The task:
Give the material once more, word for word, without any images.
**********
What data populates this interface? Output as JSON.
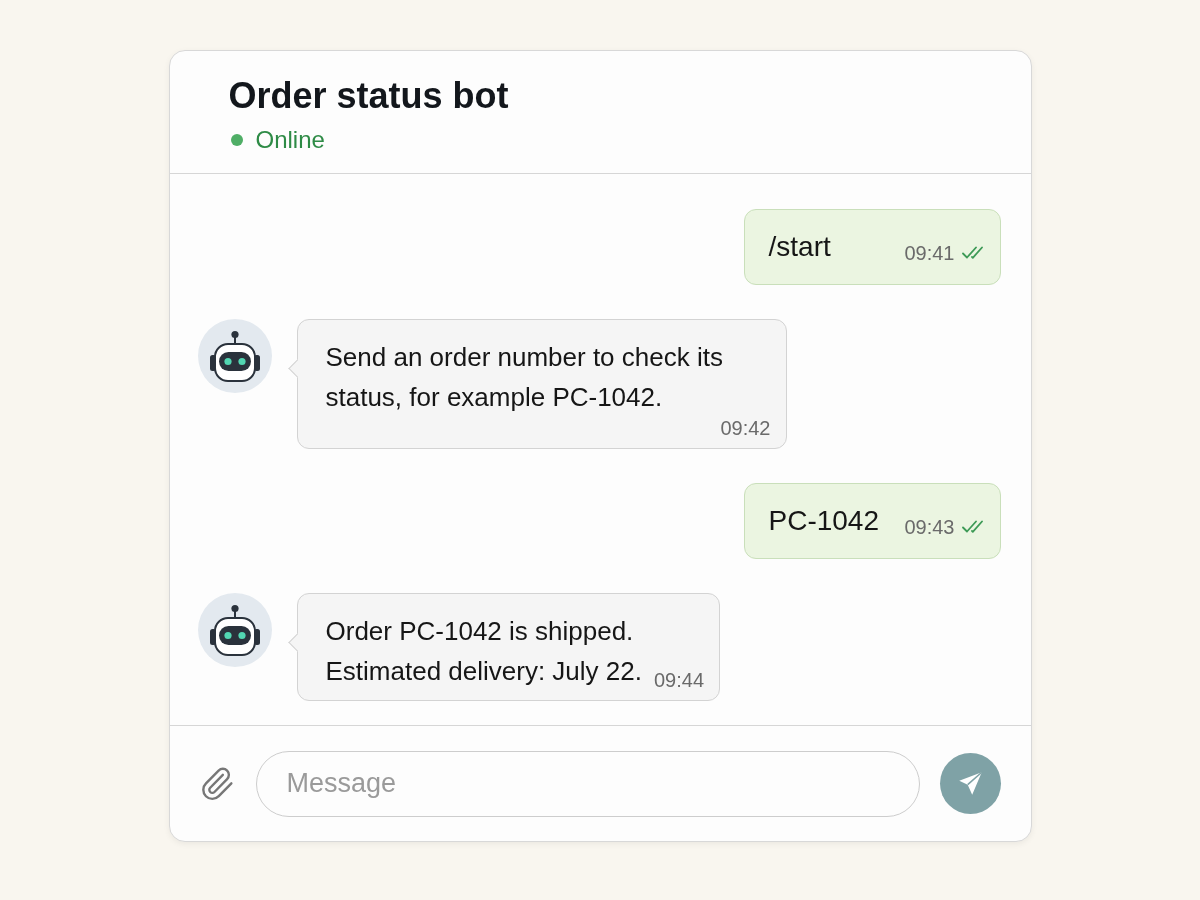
{
  "header": {
    "title": "Order status bot",
    "status": "Online",
    "online": true
  },
  "messages": [
    {
      "kind": "outgoing",
      "text": "/start",
      "time": "09:41",
      "read": true
    },
    {
      "kind": "incoming",
      "text": "Send an order number to check its status, for example PC-1042.",
      "time": "09:42"
    },
    {
      "kind": "outgoing",
      "text": "PC-1042",
      "time": "09:43",
      "read": true
    },
    {
      "kind": "incoming",
      "text": "Order PC-1042 is shipped.\nEstimated delivery: July 22.",
      "time": "09:44"
    }
  ],
  "composer": {
    "placeholder": "Message"
  }
}
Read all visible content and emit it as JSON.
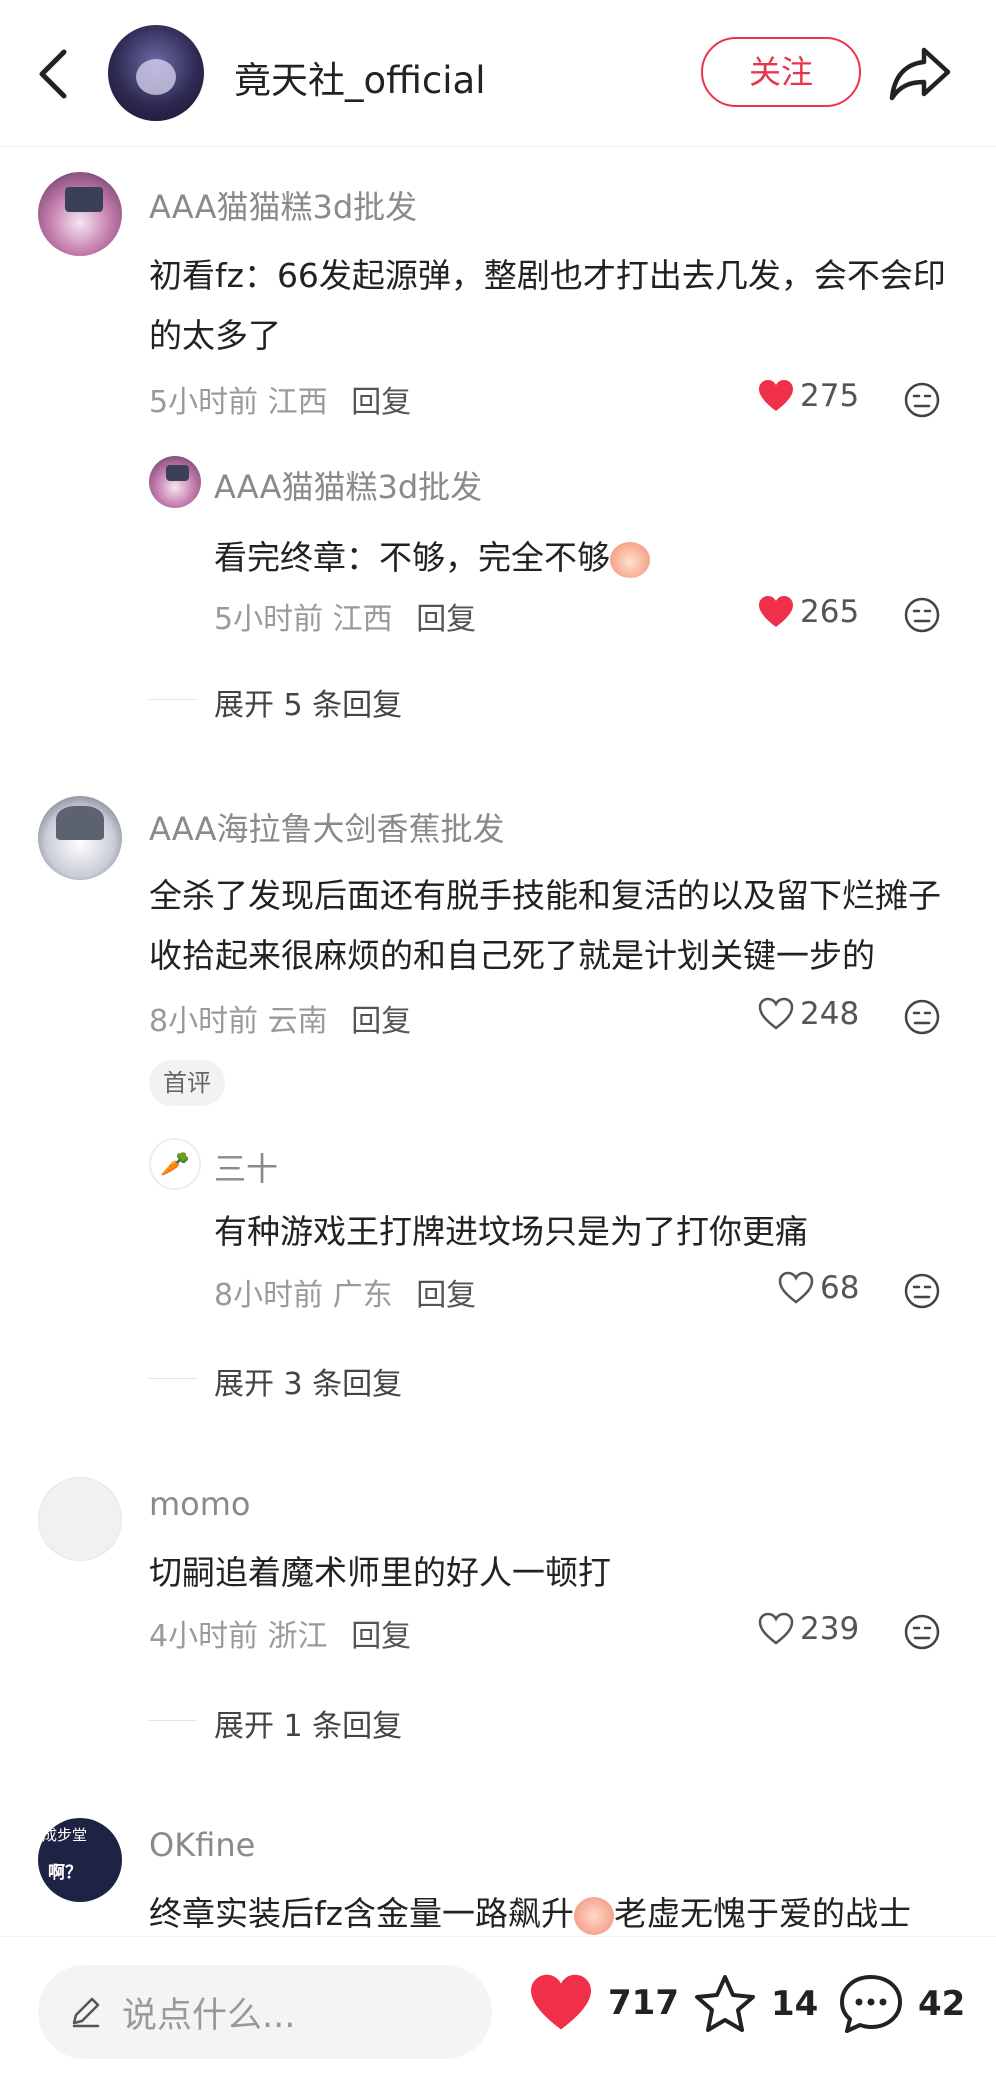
**********
Task answer:
What data populates this interface? Output as JSON.
{
  "header": {
    "title": "Order status bot",
    "status": "Online",
    "online": true
  },
  "messages": [
    {
      "kind": "outgoing",
      "text": "/start",
      "time": "09:41",
      "read": true
    },
    {
      "kind": "incoming",
      "text": "Send an order number to check its status, for example PC-1042.",
      "time": "09:42"
    },
    {
      "kind": "outgoing",
      "text": "PC-1042",
      "time": "09:43",
      "read": true
    },
    {
      "kind": "incoming",
      "text": "Order PC-1042 is shipped.\nEstimated delivery: July 22.",
      "time": "09:44"
    }
  ],
  "composer": {
    "placeholder": "Message"
  }
}
Read all visible content and emit it as JSON.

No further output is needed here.